↓

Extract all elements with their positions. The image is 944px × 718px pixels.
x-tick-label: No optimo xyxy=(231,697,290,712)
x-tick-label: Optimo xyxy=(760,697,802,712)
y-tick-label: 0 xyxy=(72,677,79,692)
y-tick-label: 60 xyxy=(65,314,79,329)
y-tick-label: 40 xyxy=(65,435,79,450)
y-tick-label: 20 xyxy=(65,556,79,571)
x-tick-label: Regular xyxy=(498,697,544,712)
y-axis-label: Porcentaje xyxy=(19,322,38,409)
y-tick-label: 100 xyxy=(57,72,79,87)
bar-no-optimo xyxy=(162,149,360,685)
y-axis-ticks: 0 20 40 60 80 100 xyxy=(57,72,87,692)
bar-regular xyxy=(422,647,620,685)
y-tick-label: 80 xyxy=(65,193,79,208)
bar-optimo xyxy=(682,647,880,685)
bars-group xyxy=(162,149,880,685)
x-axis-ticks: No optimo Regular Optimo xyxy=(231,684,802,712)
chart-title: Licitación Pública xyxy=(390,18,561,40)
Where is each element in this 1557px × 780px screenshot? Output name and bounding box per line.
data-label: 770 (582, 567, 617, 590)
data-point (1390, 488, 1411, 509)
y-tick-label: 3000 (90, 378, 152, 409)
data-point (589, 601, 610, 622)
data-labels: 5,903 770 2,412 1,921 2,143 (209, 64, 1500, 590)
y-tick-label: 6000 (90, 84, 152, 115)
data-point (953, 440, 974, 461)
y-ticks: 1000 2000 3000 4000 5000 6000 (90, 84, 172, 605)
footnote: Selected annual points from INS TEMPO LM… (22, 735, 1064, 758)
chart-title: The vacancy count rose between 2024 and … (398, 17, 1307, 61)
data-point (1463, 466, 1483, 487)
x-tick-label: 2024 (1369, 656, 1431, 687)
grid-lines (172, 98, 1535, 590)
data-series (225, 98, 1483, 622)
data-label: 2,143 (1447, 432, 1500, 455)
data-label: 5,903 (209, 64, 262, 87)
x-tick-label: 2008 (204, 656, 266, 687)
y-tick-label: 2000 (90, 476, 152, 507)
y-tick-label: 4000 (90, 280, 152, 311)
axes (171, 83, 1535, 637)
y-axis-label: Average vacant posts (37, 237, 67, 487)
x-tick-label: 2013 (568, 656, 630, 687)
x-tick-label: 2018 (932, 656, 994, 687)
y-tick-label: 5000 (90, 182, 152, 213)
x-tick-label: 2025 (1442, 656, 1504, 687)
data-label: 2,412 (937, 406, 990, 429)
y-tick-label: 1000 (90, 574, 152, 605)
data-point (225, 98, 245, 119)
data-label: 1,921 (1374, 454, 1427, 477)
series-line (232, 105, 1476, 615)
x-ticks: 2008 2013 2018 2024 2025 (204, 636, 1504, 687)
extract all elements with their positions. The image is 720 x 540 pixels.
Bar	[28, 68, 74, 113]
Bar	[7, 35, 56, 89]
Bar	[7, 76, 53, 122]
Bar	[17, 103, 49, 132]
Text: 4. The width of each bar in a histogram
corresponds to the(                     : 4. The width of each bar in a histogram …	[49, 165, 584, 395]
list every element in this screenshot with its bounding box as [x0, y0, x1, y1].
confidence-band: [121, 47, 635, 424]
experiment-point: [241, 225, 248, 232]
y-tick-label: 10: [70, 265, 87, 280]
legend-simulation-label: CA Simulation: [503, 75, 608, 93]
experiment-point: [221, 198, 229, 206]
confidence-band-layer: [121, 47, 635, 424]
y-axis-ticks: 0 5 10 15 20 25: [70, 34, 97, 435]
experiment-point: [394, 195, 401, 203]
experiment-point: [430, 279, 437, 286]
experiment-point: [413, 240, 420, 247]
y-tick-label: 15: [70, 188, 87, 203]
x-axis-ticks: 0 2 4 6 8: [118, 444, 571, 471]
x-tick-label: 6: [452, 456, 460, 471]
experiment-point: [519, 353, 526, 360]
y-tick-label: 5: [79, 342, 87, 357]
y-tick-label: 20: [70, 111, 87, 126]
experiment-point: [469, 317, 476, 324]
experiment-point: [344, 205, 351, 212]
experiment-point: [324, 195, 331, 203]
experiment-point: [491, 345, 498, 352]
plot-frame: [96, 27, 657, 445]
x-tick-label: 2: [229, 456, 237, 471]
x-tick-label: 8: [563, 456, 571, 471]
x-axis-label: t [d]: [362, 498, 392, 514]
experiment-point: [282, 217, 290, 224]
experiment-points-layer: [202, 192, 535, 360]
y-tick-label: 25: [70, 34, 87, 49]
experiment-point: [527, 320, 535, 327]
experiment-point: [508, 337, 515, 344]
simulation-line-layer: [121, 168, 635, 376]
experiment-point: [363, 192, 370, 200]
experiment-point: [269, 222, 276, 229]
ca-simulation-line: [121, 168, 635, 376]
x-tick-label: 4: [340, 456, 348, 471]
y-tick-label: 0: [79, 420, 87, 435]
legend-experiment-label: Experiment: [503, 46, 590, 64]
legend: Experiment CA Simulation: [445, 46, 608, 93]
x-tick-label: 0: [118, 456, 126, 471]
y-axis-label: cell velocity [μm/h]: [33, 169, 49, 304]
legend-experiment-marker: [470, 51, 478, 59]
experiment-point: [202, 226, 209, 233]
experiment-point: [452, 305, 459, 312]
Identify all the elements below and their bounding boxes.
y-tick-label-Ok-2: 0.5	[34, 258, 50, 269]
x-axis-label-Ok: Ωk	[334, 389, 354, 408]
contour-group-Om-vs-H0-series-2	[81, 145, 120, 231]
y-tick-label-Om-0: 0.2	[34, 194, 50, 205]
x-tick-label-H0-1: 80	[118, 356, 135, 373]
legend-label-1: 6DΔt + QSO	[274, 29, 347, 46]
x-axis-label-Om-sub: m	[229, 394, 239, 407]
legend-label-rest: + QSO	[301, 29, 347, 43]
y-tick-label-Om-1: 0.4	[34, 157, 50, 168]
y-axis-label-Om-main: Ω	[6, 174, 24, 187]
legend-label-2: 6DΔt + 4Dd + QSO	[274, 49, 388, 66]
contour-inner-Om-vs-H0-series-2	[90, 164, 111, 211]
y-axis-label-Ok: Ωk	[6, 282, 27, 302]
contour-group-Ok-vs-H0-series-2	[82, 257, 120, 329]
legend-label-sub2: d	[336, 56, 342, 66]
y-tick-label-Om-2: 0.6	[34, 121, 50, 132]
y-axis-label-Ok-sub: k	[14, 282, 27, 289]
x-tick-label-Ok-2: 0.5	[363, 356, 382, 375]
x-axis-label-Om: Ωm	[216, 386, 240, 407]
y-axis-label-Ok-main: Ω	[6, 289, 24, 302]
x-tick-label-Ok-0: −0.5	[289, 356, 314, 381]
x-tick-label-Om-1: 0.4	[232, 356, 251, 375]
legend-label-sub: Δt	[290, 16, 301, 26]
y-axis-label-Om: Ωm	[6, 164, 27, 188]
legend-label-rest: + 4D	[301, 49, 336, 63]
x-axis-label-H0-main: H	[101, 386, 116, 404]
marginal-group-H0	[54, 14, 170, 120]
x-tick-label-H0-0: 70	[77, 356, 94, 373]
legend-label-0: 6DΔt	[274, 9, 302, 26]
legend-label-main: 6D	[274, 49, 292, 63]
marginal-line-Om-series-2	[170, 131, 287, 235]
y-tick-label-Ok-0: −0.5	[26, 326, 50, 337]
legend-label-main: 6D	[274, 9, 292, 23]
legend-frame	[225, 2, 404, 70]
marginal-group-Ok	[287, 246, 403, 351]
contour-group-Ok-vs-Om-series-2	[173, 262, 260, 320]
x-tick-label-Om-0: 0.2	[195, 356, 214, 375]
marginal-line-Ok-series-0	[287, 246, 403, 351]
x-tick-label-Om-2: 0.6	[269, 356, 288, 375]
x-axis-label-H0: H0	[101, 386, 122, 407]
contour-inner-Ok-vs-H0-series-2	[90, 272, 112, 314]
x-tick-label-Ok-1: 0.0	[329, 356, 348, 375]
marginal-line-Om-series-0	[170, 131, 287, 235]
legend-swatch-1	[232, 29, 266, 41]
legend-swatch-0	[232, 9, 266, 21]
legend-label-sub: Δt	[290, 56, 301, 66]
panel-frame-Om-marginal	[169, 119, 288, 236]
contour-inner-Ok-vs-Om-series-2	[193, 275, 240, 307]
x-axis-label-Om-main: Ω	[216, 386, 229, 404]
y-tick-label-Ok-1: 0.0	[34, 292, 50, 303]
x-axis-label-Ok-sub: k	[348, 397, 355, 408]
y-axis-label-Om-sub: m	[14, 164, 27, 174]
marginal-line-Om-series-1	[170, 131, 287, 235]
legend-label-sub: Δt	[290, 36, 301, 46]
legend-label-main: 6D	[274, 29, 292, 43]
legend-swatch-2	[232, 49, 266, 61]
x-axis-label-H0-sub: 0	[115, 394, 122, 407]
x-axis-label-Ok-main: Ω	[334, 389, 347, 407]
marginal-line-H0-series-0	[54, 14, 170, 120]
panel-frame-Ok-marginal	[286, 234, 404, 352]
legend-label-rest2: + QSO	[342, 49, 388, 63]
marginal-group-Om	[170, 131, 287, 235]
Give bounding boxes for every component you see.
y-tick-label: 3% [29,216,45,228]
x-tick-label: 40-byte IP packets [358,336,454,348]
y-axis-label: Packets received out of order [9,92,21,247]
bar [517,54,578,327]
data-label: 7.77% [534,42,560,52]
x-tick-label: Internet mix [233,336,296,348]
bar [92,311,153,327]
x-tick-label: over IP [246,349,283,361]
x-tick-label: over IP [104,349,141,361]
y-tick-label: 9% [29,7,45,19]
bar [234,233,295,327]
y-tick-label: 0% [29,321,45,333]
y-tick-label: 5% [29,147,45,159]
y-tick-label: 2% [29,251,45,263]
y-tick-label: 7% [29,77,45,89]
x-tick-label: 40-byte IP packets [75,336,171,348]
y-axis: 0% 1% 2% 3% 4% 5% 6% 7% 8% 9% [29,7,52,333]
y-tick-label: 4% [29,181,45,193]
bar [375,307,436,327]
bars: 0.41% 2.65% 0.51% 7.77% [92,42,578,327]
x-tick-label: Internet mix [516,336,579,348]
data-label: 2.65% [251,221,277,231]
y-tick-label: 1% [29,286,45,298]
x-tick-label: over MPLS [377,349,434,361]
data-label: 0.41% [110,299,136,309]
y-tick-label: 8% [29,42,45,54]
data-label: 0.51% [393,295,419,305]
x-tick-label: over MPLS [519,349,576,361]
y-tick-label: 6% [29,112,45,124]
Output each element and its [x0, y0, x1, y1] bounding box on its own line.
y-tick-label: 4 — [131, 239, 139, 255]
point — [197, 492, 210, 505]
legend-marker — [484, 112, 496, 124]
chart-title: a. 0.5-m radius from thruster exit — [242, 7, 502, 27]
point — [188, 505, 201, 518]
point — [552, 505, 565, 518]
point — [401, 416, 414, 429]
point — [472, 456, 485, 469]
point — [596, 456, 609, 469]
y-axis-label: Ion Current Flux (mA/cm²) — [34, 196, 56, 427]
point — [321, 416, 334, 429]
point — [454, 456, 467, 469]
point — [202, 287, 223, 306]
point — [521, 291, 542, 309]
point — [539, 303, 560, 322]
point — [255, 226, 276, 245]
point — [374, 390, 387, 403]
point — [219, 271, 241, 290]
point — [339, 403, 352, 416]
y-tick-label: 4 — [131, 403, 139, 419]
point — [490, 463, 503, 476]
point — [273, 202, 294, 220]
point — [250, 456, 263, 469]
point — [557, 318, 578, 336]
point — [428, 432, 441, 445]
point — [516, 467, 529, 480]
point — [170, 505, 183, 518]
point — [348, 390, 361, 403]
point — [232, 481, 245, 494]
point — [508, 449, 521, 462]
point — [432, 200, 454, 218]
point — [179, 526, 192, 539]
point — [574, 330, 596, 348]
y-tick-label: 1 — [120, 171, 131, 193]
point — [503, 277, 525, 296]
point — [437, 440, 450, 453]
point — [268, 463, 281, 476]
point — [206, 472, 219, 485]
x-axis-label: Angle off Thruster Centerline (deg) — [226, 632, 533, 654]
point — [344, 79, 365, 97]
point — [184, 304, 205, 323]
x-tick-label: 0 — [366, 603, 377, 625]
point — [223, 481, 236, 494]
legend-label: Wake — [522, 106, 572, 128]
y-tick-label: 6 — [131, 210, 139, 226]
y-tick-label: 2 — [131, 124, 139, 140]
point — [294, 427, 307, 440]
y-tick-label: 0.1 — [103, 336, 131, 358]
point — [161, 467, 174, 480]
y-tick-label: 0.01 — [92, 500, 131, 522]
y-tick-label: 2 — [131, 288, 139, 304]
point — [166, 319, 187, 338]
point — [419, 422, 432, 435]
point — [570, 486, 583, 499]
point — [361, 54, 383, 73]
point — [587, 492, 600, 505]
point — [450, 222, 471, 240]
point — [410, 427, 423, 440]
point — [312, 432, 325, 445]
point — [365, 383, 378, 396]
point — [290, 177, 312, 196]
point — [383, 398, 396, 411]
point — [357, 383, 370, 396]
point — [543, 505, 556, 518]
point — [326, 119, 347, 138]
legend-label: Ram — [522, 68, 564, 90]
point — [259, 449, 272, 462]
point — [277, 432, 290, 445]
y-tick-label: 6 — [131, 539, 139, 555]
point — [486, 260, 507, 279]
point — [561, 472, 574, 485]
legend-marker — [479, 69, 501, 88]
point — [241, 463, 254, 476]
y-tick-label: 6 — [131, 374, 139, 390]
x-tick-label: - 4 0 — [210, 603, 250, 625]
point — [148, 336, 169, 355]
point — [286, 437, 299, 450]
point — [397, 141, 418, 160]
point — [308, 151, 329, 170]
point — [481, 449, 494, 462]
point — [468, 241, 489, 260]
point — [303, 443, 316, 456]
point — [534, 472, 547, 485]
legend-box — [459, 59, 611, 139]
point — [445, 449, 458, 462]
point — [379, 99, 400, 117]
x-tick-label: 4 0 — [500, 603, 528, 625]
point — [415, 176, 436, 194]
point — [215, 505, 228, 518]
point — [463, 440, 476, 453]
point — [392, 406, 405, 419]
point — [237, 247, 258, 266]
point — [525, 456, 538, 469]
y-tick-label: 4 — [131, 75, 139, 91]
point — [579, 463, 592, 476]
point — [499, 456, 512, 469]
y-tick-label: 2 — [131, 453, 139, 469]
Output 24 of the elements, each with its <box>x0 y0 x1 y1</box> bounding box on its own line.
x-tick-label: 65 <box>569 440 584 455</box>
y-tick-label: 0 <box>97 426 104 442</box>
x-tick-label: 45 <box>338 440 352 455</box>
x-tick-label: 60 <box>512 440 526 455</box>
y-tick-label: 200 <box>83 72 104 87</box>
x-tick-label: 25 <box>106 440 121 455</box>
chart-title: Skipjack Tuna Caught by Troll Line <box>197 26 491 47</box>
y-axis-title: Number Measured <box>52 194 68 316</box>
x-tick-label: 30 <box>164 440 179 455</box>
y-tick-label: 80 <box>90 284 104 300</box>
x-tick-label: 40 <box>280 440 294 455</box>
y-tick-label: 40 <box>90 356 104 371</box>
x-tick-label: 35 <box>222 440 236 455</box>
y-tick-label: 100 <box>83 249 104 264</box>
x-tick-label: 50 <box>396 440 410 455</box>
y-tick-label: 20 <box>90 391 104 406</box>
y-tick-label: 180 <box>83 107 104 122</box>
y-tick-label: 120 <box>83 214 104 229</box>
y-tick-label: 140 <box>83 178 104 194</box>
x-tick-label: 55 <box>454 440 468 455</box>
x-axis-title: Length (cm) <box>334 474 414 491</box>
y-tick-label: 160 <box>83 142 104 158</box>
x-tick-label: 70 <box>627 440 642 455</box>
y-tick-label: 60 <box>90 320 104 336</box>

↑

#### PROBLEM DESCRIPTION
Rewrite the records from the start through the line containing "y-tick-label: 1000 (90, 574, 152, 605)", replacing "Average vacant posts" with "Mean vacant posts" and changing nothing else.

#### SOLUTION
Extract all elements with their positions. The image is 944px × 718px pixels.
x-tick-label: No optimo xyxy=(231,697,290,712)
x-tick-label: Optimo xyxy=(760,697,802,712)
y-tick-label: 0 xyxy=(72,677,79,692)
y-tick-label: 60 xyxy=(65,314,79,329)
y-tick-label: 40 xyxy=(65,435,79,450)
y-tick-label: 20 xyxy=(65,556,79,571)
x-tick-label: Regular xyxy=(498,697,544,712)
y-axis-label: Porcentaje xyxy=(19,322,38,409)
y-tick-label: 100 xyxy=(57,72,79,87)
bar-no-optimo xyxy=(162,149,360,685)
y-axis-ticks: 0 20 40 60 80 100 xyxy=(57,72,87,692)
bar-regular xyxy=(422,647,620,685)
y-tick-label: 80 xyxy=(65,193,79,208)
bar-optimo xyxy=(682,647,880,685)
bars-group xyxy=(162,149,880,685)
x-axis-ticks: No optimo Regular Optimo xyxy=(231,684,802,712)
chart-title: Licitación Pública xyxy=(390,18,561,40)
Where is each element in this 1557px × 780px screenshot? Output name and bounding box per line.
data-label: 770 (582, 567, 617, 590)
data-point (1390, 488, 1411, 509)
y-tick-label: 3000 (90, 378, 152, 409)
data-point (589, 601, 610, 622)
data-labels: 5,903 770 2,412 1,921 2,143 (209, 64, 1500, 590)
y-tick-label: 6000 (90, 84, 152, 115)
data-point (953, 440, 974, 461)
y-ticks: 1000 2000 3000 4000 5000 6000 (90, 84, 172, 605)
footnote: Selected annual points from INS TEMPO LM… (22, 735, 1064, 758)
chart-title: The vacancy count rose between 2024 and … (398, 17, 1307, 61)
data-point (1463, 466, 1483, 487)
x-tick-label: 2024 (1369, 656, 1431, 687)
grid-lines (172, 98, 1535, 590)
data-series (225, 98, 1483, 622)
data-label: 2,143 (1447, 432, 1500, 455)
data-label: 5,903 (209, 64, 262, 87)
x-tick-label: 2008 (204, 656, 266, 687)
y-tick-label: 2000 (90, 476, 152, 507)
y-tick-label: 4000 (90, 280, 152, 311)
axes (171, 83, 1535, 637)
y-axis-label: Mean vacant posts (37, 237, 67, 487)
x-tick-label: 2013 (568, 656, 630, 687)
x-tick-label: 2018 (932, 656, 994, 687)
y-tick-label: 5000 (90, 182, 152, 213)
x-tick-label: 2025 (1442, 656, 1504, 687)
data-label: 2,412 (937, 406, 990, 429)
y-tick-label: 1000 (90, 574, 152, 605)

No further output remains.